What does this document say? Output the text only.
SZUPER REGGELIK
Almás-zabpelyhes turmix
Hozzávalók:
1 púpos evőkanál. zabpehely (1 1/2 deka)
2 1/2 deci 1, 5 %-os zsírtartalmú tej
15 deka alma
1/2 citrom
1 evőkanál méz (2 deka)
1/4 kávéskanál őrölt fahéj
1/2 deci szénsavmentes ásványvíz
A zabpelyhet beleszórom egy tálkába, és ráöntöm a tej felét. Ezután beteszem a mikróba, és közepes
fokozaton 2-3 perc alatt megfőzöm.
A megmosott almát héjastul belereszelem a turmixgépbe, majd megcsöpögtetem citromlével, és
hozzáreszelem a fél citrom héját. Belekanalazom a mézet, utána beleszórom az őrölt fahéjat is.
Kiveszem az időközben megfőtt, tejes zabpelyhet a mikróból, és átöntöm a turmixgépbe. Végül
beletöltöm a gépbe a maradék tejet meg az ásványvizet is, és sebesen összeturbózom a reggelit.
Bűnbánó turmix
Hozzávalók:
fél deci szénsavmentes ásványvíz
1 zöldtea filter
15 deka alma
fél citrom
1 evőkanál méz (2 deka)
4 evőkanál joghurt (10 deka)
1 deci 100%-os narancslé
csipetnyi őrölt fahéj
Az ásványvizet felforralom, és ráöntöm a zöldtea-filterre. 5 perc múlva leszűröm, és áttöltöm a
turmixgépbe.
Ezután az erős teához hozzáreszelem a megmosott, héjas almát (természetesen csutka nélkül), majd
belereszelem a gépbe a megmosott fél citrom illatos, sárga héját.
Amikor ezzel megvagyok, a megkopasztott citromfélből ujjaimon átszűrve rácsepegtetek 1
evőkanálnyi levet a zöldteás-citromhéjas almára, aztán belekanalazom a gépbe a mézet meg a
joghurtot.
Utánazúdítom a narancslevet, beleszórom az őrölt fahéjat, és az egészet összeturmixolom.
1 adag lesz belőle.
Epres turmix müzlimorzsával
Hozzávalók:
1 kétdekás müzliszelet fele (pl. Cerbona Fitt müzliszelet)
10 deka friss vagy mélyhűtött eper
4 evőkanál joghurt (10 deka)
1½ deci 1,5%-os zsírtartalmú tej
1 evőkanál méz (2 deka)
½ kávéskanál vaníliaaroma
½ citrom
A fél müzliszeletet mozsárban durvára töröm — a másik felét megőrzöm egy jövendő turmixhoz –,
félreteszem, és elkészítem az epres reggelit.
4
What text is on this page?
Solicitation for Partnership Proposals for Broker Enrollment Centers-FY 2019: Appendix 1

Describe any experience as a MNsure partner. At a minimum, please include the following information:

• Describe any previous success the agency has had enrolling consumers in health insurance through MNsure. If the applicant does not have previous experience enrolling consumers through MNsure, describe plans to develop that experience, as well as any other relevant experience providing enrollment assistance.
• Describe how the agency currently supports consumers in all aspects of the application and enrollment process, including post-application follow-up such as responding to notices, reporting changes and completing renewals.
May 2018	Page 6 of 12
+ + + + + + +
» EXERCISE OBJECTIVE
Please output every record, keeping each line exact.

» TASK RESPONSE
What does this document say? Output the text only.
SZUPER REGGELIK
Almás-zabpelyhes turmix
Hozzávalók:
1 púpos evőkanál. zabpehely (1 1/2 deka)
2 1/2 deci 1, 5 %-os zsírtartalmú tej
15 deka alma
1/2 citrom
1 evőkanál méz (2 deka)
1/4 kávéskanál őrölt fahéj
1/2 deci szénsavmentes ásványvíz
A zabpelyhet beleszórom egy tálkába, és ráöntöm a tej felét. Ezután beteszem a mikróba, és közepes
fokozaton 2-3 perc alatt megfőzöm.
A megmosott almát héjastul belereszelem a turmixgépbe, majd megcsöpögtetem citromlével, és
hozzáreszelem a fél citrom héját. Belekanalazom a mézet, utána beleszórom az őrölt fahéjat is.
Kiveszem az időközben megfőtt, tejes zabpelyhet a mikróból, és átöntöm a turmixgépbe. Végül
beletöltöm a gépbe a maradék tejet meg az ásványvizet is, és sebesen összeturbózom a reggelit.
Bűnbánó turmix
Hozzávalók:
fél deci szénsavmentes ásványvíz
1 zöldtea filter
15 deka alma
fél citrom
1 evőkanál méz (2 deka)
4 evőkanál joghurt (10 deka)
1 deci 100%-os narancslé
csipetnyi őrölt fahéj
Az ásványvizet felforralom, és ráöntöm a zöldtea-filterre. 5 perc múlva leszűröm, és áttöltöm a
turmixgépbe.
Ezután az erős teához hozzáreszelem a megmosott, héjas almát (természetesen csutka nélkül), majd
belereszelem a gépbe a megmosott fél citrom illatos, sárga héját.
Amikor ezzel megvagyok, a megkopasztott citromfélből ujjaimon átszűrve rácsepegtetek 1
evőkanálnyi levet a zöldteás-citromhéjas almára, aztán belekanalazom a gépbe a mézet meg a
joghurtot.
Utánazúdítom a narancslevet, beleszórom az őrölt fahéjat, és az egészet összeturmixolom.
1 adag lesz belőle.
Epres turmix müzlimorzsával
Hozzávalók:
1 kétdekás müzliszelet fele (pl. Cerbona Fitt müzliszelet)
10 deka friss vagy mélyhűtött eper
4 evőkanál joghurt (10 deka)
1½ deci 1,5%-os zsírtartalmú tej
1 evőkanál méz (2 deka)
½ kávéskanál vaníliaaroma
½ citrom
A fél müzliszeletet mozsárban durvára töröm — a másik felét megőrzöm egy jövendő turmixhoz –,
félreteszem, és elkészítem az epres reggelit.
4
What text is on this page?
Solicitation for Partnership Proposals for Broker Enrollment Centers-FY 2019: Appendix 1

Describe any experience as a MNsure partner. At a minimum, please include the following information:

• Describe any previous success the agency has had enrolling consumers in health insurance through MNsure. If the applicant does not have previous experience enrolling consumers through MNsure, describe plans to develop that experience, as well as any other relevant experience providing enrollment assistance.
• Describe how the agency currently supports consumers in all aspects of the application and enrollment process, including post-application follow-up such as responding to notices, reporting changes and completing renewals.
May 2018	Page 6 of 12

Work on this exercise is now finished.